**Job**
In the listing below, find every line containing "gegründet" and copy it out.

**Entries shown**
+ + + + + + +
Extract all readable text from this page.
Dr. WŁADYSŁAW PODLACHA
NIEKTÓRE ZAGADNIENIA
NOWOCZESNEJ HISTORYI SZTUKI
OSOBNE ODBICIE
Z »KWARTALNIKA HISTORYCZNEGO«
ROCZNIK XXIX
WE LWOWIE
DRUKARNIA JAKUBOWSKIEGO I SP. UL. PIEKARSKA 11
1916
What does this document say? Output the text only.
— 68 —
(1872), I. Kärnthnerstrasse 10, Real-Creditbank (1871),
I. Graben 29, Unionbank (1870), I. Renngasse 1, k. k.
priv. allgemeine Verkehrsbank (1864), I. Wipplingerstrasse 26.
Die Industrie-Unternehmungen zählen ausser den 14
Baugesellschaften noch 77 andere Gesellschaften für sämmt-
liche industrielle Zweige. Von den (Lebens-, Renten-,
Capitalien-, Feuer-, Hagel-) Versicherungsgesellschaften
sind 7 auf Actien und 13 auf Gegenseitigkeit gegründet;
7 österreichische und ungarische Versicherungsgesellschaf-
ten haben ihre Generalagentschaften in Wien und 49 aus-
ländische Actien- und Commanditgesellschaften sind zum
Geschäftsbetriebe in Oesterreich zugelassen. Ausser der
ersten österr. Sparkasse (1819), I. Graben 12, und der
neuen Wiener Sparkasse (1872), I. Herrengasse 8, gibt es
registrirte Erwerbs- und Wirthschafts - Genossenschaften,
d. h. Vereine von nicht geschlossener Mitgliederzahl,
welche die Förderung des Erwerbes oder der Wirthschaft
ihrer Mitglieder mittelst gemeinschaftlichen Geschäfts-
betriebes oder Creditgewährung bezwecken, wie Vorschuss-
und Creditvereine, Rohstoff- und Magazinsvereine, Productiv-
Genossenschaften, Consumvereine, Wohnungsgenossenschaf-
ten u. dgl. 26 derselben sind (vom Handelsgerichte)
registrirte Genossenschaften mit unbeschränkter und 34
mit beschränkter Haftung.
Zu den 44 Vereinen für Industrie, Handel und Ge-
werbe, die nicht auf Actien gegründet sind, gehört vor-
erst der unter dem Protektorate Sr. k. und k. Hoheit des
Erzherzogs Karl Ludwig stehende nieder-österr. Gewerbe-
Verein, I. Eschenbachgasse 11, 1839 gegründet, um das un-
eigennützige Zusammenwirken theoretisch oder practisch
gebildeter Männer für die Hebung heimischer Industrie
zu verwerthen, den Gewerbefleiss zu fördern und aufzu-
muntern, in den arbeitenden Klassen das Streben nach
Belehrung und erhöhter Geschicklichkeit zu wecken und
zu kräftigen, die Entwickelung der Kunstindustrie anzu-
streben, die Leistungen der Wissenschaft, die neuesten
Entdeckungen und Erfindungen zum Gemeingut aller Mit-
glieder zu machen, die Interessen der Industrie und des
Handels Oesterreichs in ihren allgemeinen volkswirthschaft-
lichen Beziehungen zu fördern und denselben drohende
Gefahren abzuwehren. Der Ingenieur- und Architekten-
+ + + + + + +
**Response to the task**
sind 7 auf Actien und 13 auf Gegenseitigkeit gegründet;
werbe, die nicht auf Actien gegründet sind, gehört vor-
Verein, I. Eschenbachgasse 11, 1839 gegründet, um das un-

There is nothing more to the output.